Data entries
== == ==
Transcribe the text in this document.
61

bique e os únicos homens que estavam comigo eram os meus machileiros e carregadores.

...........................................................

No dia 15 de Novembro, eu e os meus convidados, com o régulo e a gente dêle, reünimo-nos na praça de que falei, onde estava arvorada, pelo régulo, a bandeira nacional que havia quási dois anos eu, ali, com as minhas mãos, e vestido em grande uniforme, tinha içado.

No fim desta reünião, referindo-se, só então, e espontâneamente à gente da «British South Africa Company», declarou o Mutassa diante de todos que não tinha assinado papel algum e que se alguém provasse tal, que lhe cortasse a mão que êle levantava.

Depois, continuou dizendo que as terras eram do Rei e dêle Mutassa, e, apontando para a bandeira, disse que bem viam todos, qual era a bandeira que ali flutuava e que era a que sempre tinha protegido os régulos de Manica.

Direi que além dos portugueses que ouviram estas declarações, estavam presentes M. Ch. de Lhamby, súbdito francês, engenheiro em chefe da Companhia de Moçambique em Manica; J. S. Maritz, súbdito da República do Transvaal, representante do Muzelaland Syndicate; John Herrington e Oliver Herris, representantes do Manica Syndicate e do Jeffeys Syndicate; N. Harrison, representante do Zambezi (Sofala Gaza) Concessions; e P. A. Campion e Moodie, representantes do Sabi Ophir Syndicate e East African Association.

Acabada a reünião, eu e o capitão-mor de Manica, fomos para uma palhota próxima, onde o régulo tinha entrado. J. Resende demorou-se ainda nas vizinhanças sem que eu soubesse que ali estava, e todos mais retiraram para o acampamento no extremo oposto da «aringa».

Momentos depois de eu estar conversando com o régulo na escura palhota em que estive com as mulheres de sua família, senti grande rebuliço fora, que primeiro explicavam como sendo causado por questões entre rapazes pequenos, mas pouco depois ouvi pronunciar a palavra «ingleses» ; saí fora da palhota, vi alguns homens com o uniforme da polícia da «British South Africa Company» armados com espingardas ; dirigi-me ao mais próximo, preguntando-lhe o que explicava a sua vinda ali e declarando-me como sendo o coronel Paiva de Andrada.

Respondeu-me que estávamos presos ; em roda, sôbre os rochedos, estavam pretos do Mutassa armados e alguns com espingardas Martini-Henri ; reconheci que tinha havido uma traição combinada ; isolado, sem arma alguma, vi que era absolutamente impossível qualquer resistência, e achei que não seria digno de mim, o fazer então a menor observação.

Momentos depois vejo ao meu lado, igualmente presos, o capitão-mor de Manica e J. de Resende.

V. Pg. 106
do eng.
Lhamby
== == ==
Given task>
Copy all the records above exactly, missing none.

Completed exercise>
Transcribe the text in this document.
61

bique e os únicos homens que estavam comigo eram os meus machileiros e carregadores.

...........................................................

No dia 15 de Novembro, eu e os meus convidados, com o régulo e a gente dêle, reünimo-nos na praça de que falei, onde estava arvorada, pelo régulo, a bandeira nacional que havia quási dois anos eu, ali, com as minhas mãos, e vestido em grande uniforme, tinha içado.

No fim desta reünião, referindo-se, só então, e espontâneamente à gente da «British South Africa Company», declarou o Mutassa diante de todos que não tinha assinado papel algum e que se alguém provasse tal, que lhe cortasse a mão que êle levantava.

Depois, continuou dizendo que as terras eram do Rei e dêle Mutassa, e, apontando para a bandeira, disse que bem viam todos, qual era a bandeira que ali flutuava e que era a que sempre tinha protegido os régulos de Manica.

Direi que além dos portugueses que ouviram estas declarações, estavam presentes M. Ch. de Lhamby, súbdito francês, engenheiro em chefe da Companhia de Moçambique em Manica; J. S. Maritz, súbdito da República do Transvaal, representante do Muzelaland Syndicate; John Herrington e Oliver Herris, representantes do Manica Syndicate e do Jeffeys Syndicate; N. Harrison, representante do Zambezi (Sofala Gaza) Concessions; e P. A. Campion e Moodie, representantes do Sabi Ophir Syndicate e East African Association.

Acabada a reünião, eu e o capitão-mor de Manica, fomos para uma palhota próxima, onde o régulo tinha entrado. J. Resende demorou-se ainda nas vizinhanças sem que eu soubesse que ali estava, e todos mais retiraram para o acampamento no extremo oposto da «aringa».

Momentos depois de eu estar conversando com o régulo na escura palhota em que estive com as mulheres de sua família, senti grande rebuliço fora, que primeiro explicavam como sendo causado por questões entre rapazes pequenos, mas pouco depois ouvi pronunciar a palavra «ingleses» ; saí fora da palhota, vi alguns homens com o uniforme da polícia da «British South Africa Company» armados com espingardas ; dirigi-me ao mais próximo, preguntando-lhe o que explicava a sua vinda ali e declarando-me como sendo o coronel Paiva de Andrada.

Respondeu-me que estávamos presos ; em roda, sôbre os rochedos, estavam pretos do Mutassa armados e alguns com espingardas Martini-Henri ; reconheci que tinha havido uma traição combinada ; isolado, sem arma alguma, vi que era absolutamente impossível qualquer resistência, e achei que não seria digno de mim, o fazer então a menor observação.

Momentos depois vejo ao meu lado, igualmente presos, o capitão-mor de Manica e J. de Resende.

V. Pg. 106
do eng.
Lhamby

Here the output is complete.